## Your objective:
Identify each line in the records below that contains the string "white", and copy every such line in full.

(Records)

================

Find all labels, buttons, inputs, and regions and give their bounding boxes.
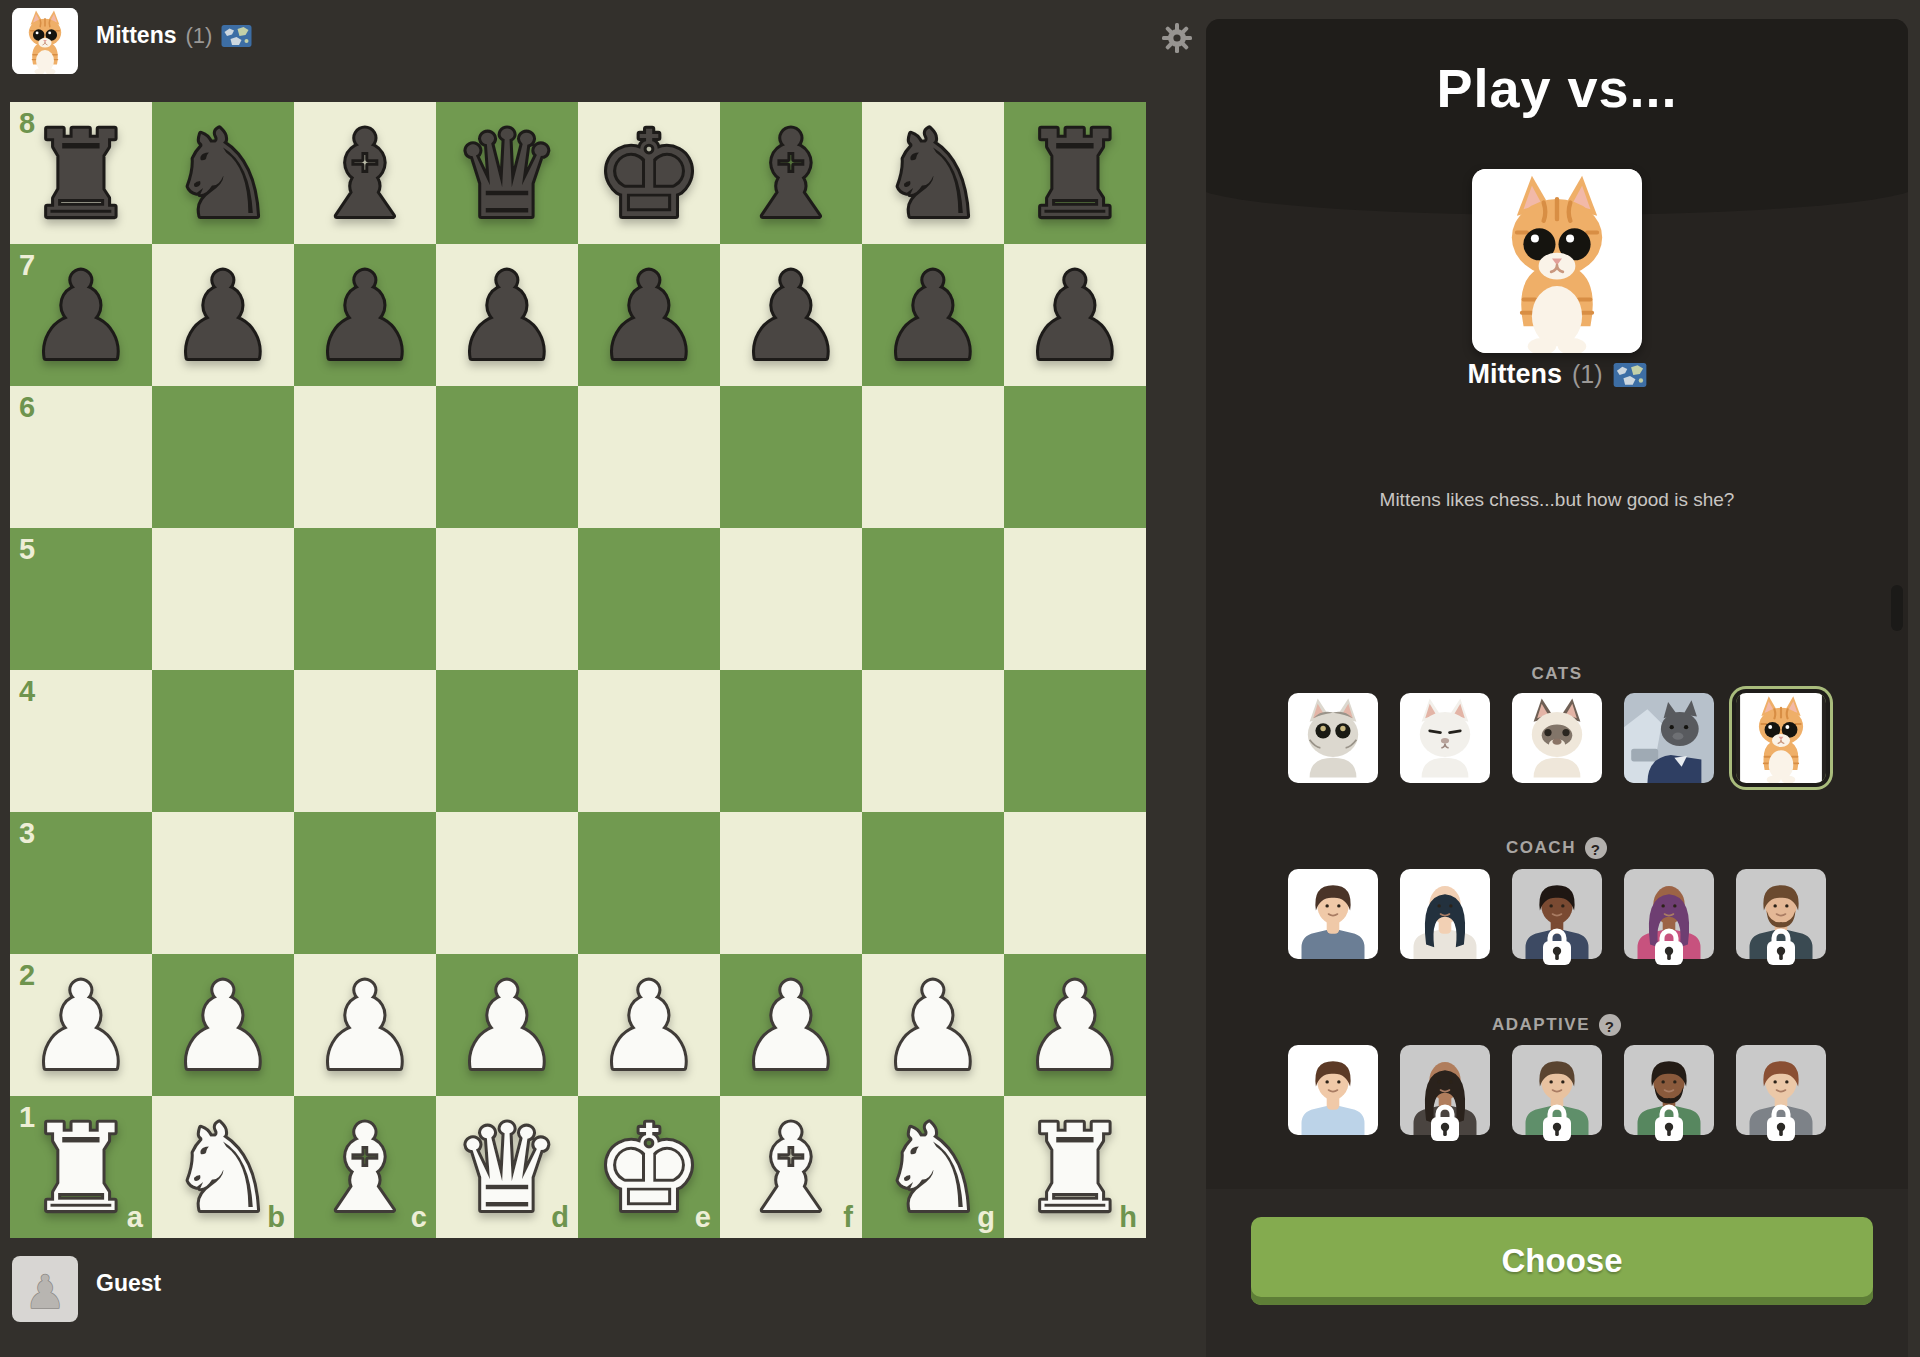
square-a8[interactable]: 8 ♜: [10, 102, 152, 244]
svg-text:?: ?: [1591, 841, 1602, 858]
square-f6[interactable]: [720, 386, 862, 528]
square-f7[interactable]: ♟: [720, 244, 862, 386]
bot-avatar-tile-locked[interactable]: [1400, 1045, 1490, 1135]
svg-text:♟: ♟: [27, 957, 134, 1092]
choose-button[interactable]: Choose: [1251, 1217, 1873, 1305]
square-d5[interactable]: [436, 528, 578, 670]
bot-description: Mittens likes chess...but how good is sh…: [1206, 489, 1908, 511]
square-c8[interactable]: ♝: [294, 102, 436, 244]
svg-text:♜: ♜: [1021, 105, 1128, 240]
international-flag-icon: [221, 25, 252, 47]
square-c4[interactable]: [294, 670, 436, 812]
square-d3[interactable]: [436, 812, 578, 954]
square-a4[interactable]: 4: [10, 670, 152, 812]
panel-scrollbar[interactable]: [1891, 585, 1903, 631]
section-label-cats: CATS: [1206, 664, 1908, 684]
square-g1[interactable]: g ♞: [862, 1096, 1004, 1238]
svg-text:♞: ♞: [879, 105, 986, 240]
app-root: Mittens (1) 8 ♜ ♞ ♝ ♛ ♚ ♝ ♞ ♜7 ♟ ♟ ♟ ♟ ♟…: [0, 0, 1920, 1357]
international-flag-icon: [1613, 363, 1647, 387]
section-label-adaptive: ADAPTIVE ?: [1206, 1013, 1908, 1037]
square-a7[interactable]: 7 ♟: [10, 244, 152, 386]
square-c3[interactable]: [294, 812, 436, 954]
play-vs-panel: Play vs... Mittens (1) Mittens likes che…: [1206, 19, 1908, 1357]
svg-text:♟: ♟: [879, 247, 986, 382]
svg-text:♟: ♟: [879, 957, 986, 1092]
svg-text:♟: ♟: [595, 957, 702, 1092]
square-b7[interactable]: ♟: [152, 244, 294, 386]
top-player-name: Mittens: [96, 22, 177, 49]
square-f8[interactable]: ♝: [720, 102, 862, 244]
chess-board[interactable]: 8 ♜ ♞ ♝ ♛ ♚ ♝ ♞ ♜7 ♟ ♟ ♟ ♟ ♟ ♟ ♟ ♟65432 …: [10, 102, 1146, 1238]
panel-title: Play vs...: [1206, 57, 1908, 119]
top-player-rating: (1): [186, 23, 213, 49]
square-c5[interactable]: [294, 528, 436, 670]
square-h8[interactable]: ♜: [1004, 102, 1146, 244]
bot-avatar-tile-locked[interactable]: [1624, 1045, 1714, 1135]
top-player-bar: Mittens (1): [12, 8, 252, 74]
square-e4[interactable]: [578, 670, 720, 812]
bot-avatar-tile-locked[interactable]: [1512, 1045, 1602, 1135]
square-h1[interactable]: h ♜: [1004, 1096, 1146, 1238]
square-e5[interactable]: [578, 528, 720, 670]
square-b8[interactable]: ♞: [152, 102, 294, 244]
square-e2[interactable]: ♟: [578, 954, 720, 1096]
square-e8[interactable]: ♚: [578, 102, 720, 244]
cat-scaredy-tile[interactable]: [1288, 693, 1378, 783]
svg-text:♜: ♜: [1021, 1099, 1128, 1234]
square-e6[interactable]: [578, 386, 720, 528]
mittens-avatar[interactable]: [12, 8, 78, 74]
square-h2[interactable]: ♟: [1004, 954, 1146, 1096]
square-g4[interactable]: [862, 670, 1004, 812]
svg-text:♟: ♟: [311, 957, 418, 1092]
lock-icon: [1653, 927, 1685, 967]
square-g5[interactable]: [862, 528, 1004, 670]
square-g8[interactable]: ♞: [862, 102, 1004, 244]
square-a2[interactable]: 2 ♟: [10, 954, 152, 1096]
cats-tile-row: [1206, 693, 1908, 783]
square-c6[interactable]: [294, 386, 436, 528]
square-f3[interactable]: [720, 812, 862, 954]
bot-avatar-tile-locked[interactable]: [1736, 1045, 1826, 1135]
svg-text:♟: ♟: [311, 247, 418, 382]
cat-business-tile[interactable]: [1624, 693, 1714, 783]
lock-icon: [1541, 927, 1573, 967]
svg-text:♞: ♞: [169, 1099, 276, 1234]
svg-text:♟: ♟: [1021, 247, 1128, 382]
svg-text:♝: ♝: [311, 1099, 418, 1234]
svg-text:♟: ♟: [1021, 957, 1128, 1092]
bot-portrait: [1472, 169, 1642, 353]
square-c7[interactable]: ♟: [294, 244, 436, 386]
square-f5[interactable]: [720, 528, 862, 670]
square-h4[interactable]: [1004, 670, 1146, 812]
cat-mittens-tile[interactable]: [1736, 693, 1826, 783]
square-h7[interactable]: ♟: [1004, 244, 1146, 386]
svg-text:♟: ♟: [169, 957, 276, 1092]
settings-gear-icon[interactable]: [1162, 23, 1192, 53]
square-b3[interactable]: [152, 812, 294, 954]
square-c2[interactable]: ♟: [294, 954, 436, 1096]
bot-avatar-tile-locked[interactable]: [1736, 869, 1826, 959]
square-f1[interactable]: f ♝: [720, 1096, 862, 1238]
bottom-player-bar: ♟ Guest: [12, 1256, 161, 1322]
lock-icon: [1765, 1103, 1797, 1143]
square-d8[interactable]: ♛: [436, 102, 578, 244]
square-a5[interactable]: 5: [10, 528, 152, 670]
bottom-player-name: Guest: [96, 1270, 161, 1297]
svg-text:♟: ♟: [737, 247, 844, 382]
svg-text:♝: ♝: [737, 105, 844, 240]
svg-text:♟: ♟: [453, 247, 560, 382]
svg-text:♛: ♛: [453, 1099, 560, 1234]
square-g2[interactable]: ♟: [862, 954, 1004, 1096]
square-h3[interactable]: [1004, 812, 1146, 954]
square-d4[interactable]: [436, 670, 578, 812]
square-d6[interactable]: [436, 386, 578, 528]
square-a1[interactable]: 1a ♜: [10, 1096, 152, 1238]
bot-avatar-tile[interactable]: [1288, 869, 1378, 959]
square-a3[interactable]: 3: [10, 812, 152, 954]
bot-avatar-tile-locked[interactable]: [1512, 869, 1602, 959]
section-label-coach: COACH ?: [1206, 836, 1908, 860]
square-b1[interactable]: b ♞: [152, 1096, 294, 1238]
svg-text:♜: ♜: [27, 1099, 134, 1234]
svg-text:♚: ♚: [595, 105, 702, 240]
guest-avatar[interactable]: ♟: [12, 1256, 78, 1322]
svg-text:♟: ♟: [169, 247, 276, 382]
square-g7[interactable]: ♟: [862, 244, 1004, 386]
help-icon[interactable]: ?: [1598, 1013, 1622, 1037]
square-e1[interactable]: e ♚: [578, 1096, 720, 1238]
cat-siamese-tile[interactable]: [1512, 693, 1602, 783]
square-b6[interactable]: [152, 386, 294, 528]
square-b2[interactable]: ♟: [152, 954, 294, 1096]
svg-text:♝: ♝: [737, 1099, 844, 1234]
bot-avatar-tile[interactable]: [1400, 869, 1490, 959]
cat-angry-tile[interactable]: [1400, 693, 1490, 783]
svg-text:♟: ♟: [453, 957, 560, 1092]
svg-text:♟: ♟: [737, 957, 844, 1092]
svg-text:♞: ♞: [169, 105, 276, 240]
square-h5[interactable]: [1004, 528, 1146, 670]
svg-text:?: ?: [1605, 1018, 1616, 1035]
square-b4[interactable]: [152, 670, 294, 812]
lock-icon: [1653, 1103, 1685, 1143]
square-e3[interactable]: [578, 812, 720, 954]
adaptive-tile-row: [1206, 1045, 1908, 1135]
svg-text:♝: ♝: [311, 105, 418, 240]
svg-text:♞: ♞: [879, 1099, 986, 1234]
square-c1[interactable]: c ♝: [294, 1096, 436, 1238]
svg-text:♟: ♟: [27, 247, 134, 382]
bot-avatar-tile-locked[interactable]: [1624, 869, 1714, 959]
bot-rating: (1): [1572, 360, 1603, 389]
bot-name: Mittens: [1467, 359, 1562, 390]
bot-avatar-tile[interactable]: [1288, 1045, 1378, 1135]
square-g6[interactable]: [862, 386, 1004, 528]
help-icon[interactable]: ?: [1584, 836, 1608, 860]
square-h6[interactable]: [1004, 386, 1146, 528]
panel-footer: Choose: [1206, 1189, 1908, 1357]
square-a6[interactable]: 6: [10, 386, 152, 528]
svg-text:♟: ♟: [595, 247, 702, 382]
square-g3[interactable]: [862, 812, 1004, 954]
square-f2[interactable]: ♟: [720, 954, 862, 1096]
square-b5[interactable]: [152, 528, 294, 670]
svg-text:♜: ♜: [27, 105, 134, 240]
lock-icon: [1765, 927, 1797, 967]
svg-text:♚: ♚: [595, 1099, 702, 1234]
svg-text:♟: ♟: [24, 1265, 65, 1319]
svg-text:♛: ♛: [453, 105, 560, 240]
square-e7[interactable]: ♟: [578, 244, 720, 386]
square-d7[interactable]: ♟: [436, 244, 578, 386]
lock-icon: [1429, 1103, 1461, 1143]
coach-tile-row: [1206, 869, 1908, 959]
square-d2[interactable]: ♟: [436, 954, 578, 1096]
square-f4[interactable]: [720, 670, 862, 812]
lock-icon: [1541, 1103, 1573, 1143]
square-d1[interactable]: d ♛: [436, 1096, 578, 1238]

================

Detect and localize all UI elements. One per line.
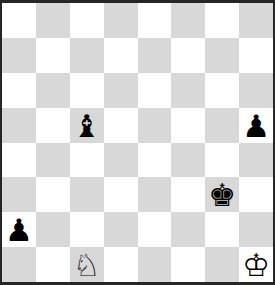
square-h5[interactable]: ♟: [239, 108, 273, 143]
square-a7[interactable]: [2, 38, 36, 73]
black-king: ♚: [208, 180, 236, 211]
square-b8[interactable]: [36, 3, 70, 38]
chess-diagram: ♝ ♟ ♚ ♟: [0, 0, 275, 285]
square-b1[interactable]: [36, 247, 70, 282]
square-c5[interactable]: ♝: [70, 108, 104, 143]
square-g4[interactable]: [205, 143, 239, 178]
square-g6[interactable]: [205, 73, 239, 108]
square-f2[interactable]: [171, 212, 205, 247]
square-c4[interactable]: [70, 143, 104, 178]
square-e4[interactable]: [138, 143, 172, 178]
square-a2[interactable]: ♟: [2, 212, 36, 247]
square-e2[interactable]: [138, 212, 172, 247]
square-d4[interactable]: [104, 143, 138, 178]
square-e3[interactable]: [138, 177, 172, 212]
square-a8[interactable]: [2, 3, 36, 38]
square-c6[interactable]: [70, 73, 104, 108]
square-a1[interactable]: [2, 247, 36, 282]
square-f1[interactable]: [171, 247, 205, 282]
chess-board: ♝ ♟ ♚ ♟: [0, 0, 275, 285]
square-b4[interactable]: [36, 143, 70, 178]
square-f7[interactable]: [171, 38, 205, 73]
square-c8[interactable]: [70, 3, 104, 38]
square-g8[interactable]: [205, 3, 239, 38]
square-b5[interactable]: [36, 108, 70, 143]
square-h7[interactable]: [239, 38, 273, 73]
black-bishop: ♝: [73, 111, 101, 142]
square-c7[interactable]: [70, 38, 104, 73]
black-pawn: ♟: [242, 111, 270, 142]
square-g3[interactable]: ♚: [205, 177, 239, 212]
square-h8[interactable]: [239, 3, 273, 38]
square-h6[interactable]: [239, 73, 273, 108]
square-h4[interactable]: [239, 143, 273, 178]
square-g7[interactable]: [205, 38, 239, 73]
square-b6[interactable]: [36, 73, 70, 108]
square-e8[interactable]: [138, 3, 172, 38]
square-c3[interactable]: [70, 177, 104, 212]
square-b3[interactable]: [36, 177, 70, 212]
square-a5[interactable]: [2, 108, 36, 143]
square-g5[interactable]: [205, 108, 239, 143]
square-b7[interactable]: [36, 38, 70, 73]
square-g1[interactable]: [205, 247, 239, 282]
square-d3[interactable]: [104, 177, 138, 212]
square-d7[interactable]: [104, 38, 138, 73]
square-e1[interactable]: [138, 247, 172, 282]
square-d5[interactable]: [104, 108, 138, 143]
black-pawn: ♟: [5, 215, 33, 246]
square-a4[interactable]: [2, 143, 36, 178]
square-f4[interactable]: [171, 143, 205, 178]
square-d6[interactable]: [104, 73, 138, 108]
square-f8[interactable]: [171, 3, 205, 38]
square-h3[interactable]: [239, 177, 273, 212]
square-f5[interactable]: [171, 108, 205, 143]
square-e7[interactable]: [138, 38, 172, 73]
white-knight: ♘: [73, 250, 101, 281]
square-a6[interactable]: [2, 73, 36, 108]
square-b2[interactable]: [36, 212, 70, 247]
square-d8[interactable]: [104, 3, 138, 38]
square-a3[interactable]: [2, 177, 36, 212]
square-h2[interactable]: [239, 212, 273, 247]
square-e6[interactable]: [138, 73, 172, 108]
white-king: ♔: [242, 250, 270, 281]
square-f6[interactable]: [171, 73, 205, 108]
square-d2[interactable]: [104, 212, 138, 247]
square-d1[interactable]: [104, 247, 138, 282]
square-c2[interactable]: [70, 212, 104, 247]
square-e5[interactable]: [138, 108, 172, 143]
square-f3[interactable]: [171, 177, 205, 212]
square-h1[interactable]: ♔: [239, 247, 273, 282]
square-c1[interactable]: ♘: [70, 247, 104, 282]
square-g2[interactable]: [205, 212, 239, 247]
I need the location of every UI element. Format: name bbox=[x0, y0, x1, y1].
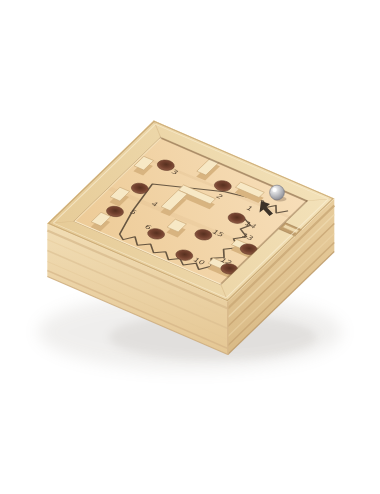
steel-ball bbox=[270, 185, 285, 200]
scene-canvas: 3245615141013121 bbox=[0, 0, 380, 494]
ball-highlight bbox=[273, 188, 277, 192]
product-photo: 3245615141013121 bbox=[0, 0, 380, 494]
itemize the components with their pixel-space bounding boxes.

================

## Exercise answer:
white-knight: ♘: [73, 250, 101, 281]
white-king: ♔: [242, 250, 270, 281]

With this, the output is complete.